The exercise asks for every line of the data to be reproduced exactly.

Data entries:
>> Start

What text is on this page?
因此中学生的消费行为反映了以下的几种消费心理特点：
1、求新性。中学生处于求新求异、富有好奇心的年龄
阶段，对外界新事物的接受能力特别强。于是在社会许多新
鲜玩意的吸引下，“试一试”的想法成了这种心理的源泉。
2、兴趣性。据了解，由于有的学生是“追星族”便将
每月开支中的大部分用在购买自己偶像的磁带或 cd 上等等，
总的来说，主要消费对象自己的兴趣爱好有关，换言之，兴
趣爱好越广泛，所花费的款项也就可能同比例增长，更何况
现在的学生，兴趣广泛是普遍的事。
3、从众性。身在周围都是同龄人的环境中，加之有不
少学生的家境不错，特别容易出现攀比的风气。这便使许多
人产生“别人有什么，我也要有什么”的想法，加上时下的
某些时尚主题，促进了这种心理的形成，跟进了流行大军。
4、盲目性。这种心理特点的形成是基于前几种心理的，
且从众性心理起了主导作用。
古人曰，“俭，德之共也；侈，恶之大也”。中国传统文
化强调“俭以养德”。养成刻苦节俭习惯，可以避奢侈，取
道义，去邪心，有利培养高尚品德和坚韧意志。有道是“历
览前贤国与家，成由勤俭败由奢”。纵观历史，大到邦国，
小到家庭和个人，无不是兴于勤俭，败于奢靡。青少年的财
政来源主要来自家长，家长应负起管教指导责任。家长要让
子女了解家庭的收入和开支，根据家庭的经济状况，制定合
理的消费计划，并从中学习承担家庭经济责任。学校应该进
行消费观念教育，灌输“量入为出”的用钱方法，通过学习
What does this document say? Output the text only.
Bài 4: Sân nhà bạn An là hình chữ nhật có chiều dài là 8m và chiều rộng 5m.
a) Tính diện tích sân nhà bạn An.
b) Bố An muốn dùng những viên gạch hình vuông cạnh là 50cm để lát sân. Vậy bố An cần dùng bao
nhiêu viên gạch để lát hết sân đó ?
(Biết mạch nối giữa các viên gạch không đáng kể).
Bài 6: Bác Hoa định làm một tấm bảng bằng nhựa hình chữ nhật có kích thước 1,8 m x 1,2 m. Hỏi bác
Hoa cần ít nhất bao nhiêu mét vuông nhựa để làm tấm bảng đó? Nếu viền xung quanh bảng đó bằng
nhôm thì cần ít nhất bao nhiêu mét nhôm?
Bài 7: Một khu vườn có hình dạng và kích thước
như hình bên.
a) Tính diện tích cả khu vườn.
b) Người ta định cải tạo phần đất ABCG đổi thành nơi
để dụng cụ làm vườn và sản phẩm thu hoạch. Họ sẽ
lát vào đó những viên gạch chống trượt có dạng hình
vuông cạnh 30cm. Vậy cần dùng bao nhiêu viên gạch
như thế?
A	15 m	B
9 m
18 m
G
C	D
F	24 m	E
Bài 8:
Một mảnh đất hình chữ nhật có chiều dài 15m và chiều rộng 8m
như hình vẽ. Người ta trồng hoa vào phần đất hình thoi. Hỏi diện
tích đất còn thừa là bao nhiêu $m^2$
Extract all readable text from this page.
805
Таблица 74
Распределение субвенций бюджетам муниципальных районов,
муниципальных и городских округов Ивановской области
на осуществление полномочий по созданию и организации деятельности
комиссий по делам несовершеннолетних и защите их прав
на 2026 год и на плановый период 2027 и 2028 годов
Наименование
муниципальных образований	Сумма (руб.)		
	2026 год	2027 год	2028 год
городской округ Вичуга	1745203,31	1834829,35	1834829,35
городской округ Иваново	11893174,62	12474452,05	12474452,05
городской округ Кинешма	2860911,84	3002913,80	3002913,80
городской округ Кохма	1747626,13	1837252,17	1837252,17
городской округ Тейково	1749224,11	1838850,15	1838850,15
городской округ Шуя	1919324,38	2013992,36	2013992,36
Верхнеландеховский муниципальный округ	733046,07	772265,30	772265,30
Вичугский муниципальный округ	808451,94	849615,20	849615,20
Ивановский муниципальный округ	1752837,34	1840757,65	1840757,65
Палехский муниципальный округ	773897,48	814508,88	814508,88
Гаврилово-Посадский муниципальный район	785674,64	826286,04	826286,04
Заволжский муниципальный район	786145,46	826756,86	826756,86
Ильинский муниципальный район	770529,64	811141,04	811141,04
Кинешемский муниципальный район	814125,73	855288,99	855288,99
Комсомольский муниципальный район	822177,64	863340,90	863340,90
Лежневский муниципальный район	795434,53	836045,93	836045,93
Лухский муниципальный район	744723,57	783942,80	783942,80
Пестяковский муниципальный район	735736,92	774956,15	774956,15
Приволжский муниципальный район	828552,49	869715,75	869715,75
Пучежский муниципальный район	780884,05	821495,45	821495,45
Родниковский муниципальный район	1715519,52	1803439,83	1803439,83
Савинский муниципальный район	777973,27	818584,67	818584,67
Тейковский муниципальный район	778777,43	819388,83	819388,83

>> End

#### [Response]
What text is on this page?
因此中学生的消费行为反映了以下的几种消费心理特点：
1、求新性。中学生处于求新求异、富有好奇心的年龄
阶段，对外界新事物的接受能力特别强。于是在社会许多新
鲜玩意的吸引下，“试一试”的想法成了这种心理的源泉。
2、兴趣性。据了解，由于有的学生是“追星族”便将
每月开支中的大部分用在购买自己偶像的磁带或 cd 上等等，
总的来说，主要消费对象自己的兴趣爱好有关，换言之，兴
趣爱好越广泛，所花费的款项也就可能同比例增长，更何况
现在的学生，兴趣广泛是普遍的事。
3、从众性。身在周围都是同龄人的环境中，加之有不
少学生的家境不错，特别容易出现攀比的风气。这便使许多
人产生“别人有什么，我也要有什么”的想法，加上时下的
某些时尚主题，促进了这种心理的形成，跟进了流行大军。
4、盲目性。这种心理特点的形成是基于前几种心理的，
且从众性心理起了主导作用。
古人曰，“俭，德之共也；侈，恶之大也”。中国传统文
化强调“俭以养德”。养成刻苦节俭习惯，可以避奢侈，取
道义，去邪心，有利培养高尚品德和坚韧意志。有道是“历
览前贤国与家，成由勤俭败由奢”。纵观历史，大到邦国，
小到家庭和个人，无不是兴于勤俭，败于奢靡。青少年的财
政来源主要来自家长，家长应负起管教指导责任。家长要让
子女了解家庭的收入和开支，根据家庭的经济状况，制定合
理的消费计划，并从中学习承担家庭经济责任。学校应该进
行消费观念教育，灌输“量入为出”的用钱方法，通过学习
What does this document say? Output the text only.
Bài 4: Sân nhà bạn An là hình chữ nhật có chiều dài là 8m và chiều rộng 5m.
a) Tính diện tích sân nhà bạn An.
b) Bố An muốn dùng những viên gạch hình vuông cạnh là 50cm để lát sân. Vậy bố An cần dùng bao
nhiêu viên gạch để lát hết sân đó ?
(Biết mạch nối giữa các viên gạch không đáng kể).
Bài 6: Bác Hoa định làm một tấm bảng bằng nhựa hình chữ nhật có kích thước 1,8 m x 1,2 m. Hỏi bác
Hoa cần ít nhất bao nhiêu mét vuông nhựa để làm tấm bảng đó? Nếu viền xung quanh bảng đó bằng
nhôm thì cần ít nhất bao nhiêu mét nhôm?
Bài 7: Một khu vườn có hình dạng và kích thước
như hình bên.
a) Tính diện tích cả khu vườn.
b) Người ta định cải tạo phần đất ABCG đổi thành nơi
để dụng cụ làm vườn và sản phẩm thu hoạch. Họ sẽ
lát vào đó những viên gạch chống trượt có dạng hình
vuông cạnh 30cm. Vậy cần dùng bao nhiêu viên gạch
như thế?
A	15 m	B
9 m
18 m
G
C	D
F	24 m	E
Bài 8:
Một mảnh đất hình chữ nhật có chiều dài 15m và chiều rộng 8m
như hình vẽ. Người ta trồng hoa vào phần đất hình thoi. Hỏi diện
tích đất còn thừa là bao nhiêu $m^2$
Extract all readable text from this page.
805
Таблица 74
Распределение субвенций бюджетам муниципальных районов,
муниципальных и городских округов Ивановской области
на осуществление полномочий по созданию и организации деятельности
комиссий по делам несовершеннолетних и защите их прав
на 2026 год и на плановый период 2027 и 2028 годов
Наименование
муниципальных образований	Сумма (руб.)		
	2026 год	2027 год	2028 год
городской округ Вичуга	1745203,31	1834829,35	1834829,35
городской округ Иваново	11893174,62	12474452,05	12474452,05
городской округ Кинешма	2860911,84	3002913,80	3002913,80
городской округ Кохма	1747626,13	1837252,17	1837252,17
городской округ Тейково	1749224,11	1838850,15	1838850,15
городской округ Шуя	1919324,38	2013992,36	2013992,36
Верхнеландеховский муниципальный округ	733046,07	772265,30	772265,30
Вичугский муниципальный округ	808451,94	849615,20	849615,20
Ивановский муниципальный округ	1752837,34	1840757,65	1840757,65
Палехский муниципальный округ	773897,48	814508,88	814508,88
Гаврилово-Посадский муниципальный район	785674,64	826286,04	826286,04
Заволжский муниципальный район	786145,46	826756,86	826756,86
Ильинский муниципальный район	770529,64	811141,04	811141,04
Кинешемский муниципальный район	814125,73	855288,99	855288,99
Комсомольский муниципальный район	822177,64	863340,90	863340,90
Лежневский муниципальный район	795434,53	836045,93	836045,93
Лухский муниципальный район	744723,57	783942,80	783942,80
Пестяковский муниципальный район	735736,92	774956,15	774956,15
Приволжский муниципальный район	828552,49	869715,75	869715,75
Пучежский муниципальный район	780884,05	821495,45	821495,45
Родниковский муниципальный район	1715519,52	1803439,83	1803439,83
Савинский муниципальный район	777973,27	818584,67	818584,67
Тейковский муниципальный район	778777,43	819388,83	819388,83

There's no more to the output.